#### GIVEN DATA:

◇ ◇ ◇

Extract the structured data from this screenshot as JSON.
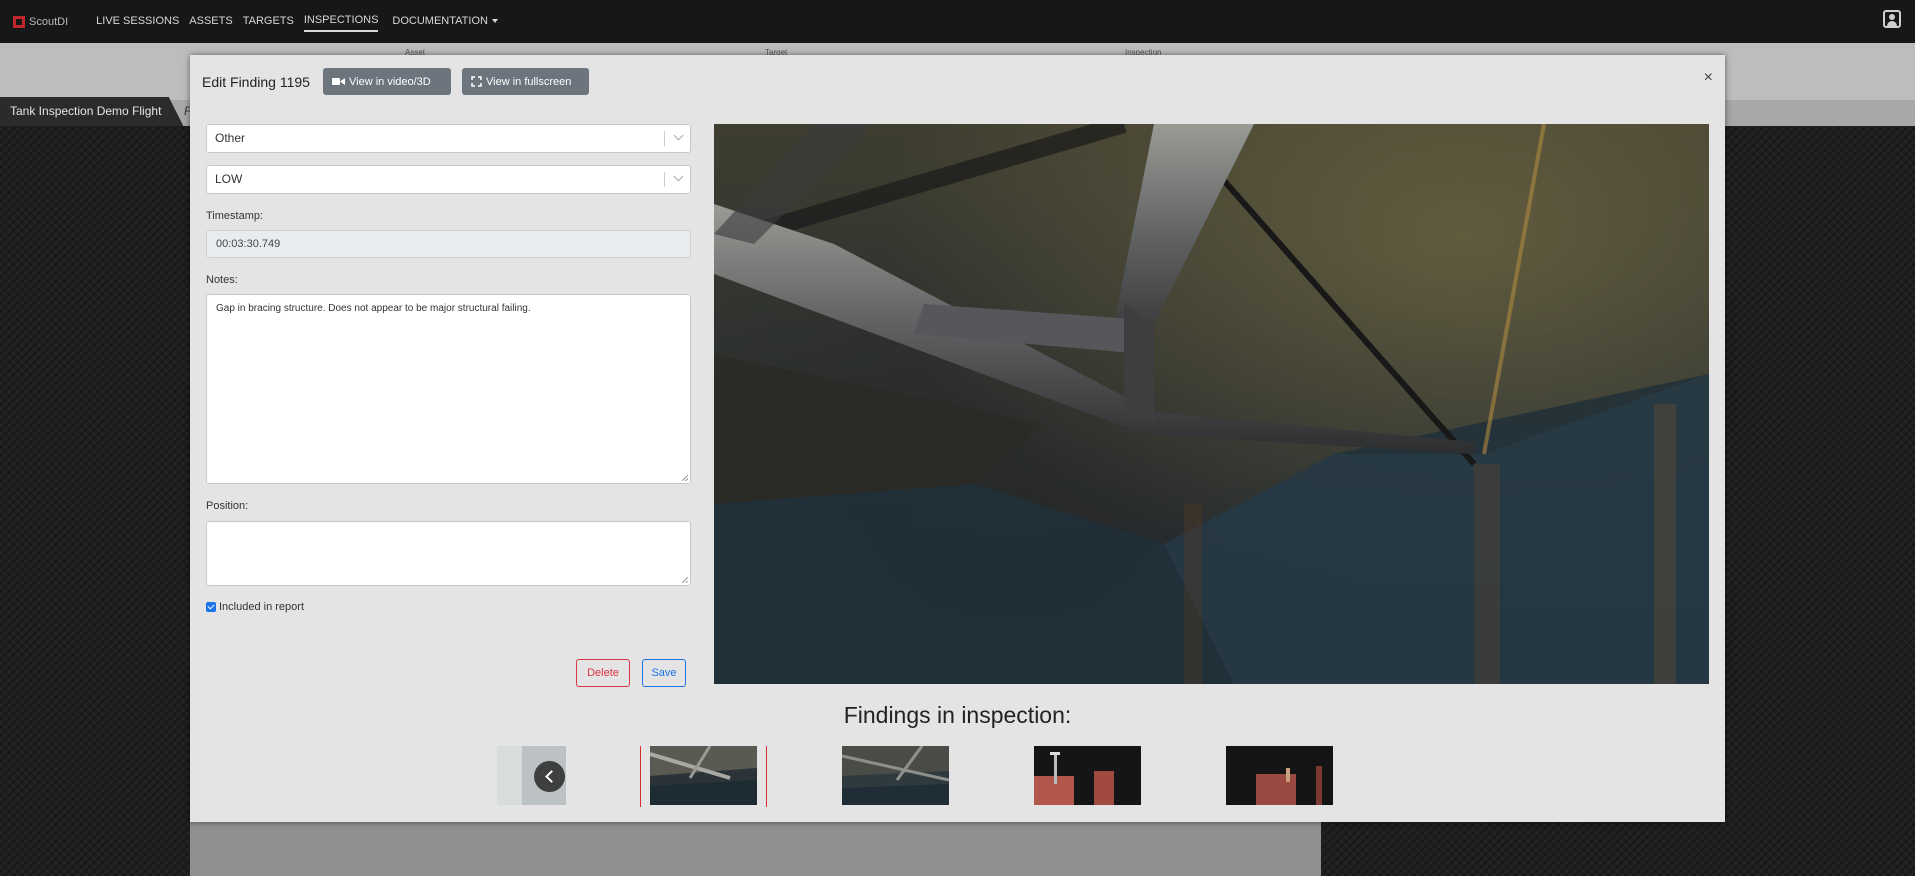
{
  "navbar": {
    "brand": "ScoutDI",
    "items": [
      {
        "label": "LIVE SESSIONS"
      },
      {
        "label": "ASSETS"
      },
      {
        "label": "TARGETS"
      },
      {
        "label": "INSPECTIONS",
        "active": true
      },
      {
        "label": "DOCUMENTATION"
      }
    ]
  },
  "background_page": {
    "header_labels": [
      "Asset",
      "Target",
      "Inspection"
    ],
    "tab_label": "Tank Inspection Demo Flight",
    "tab2_label": "F"
  },
  "modal": {
    "title": "Edit Finding 1195",
    "view_video_label": "View in video/3D",
    "view_fullscreen_label": "View in fullscreen",
    "close_label": "×",
    "type_select": {
      "value": "Other"
    },
    "severity_select": {
      "value": "LOW"
    },
    "timestamp": {
      "label": "Timestamp:",
      "value": "00:03:30.749"
    },
    "notes": {
      "label": "Notes:",
      "value": "Gap in bracing structure. Does not appear to be major structural failing."
    },
    "position": {
      "label": "Position:",
      "value": ""
    },
    "included_in_report": {
      "label": "Included in report",
      "checked": true
    },
    "delete_label": "Delete",
    "save_label": "Save",
    "findings_title": "Findings in inspection:"
  },
  "colors": {
    "navbar": "#151719",
    "modal_bg": "#e4e4e4",
    "danger": "#dc3545",
    "primary": "#1a73e8",
    "selected_thumb_border": "#d32f2f"
  }
}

◇ ◇ ◇

#### DIRECTIONS:
Set each line of the records down exactly, leaving every picture out.

#### TASK ANSWER:
Extract the structured data from this screenshot as JSON.
{
  "navbar": {
    "brand": "ScoutDI",
    "items": [
      {
        "label": "LIVE SESSIONS"
      },
      {
        "label": "ASSETS"
      },
      {
        "label": "TARGETS"
      },
      {
        "label": "INSPECTIONS",
        "active": true
      },
      {
        "label": "DOCUMENTATION"
      }
    ]
  },
  "background_page": {
    "header_labels": [
      "Asset",
      "Target",
      "Inspection"
    ],
    "tab_label": "Tank Inspection Demo Flight",
    "tab2_label": "F"
  },
  "modal": {
    "title": "Edit Finding 1195",
    "view_video_label": "View in video/3D",
    "view_fullscreen_label": "View in fullscreen",
    "close_label": "×",
    "type_select": {
      "value": "Other"
    },
    "severity_select": {
      "value": "LOW"
    },
    "timestamp": {
      "label": "Timestamp:",
      "value": "00:03:30.749"
    },
    "notes": {
      "label": "Notes:",
      "value": "Gap in bracing structure. Does not appear to be major structural failing."
    },
    "position": {
      "label": "Position:",
      "value": ""
    },
    "included_in_report": {
      "label": "Included in report",
      "checked": true
    },
    "delete_label": "Delete",
    "save_label": "Save",
    "findings_title": "Findings in inspection:"
  },
  "colors": {
    "navbar": "#151719",
    "modal_bg": "#e4e4e4",
    "danger": "#dc3545",
    "primary": "#1a73e8",
    "selected_thumb_border": "#d32f2f"
  }
}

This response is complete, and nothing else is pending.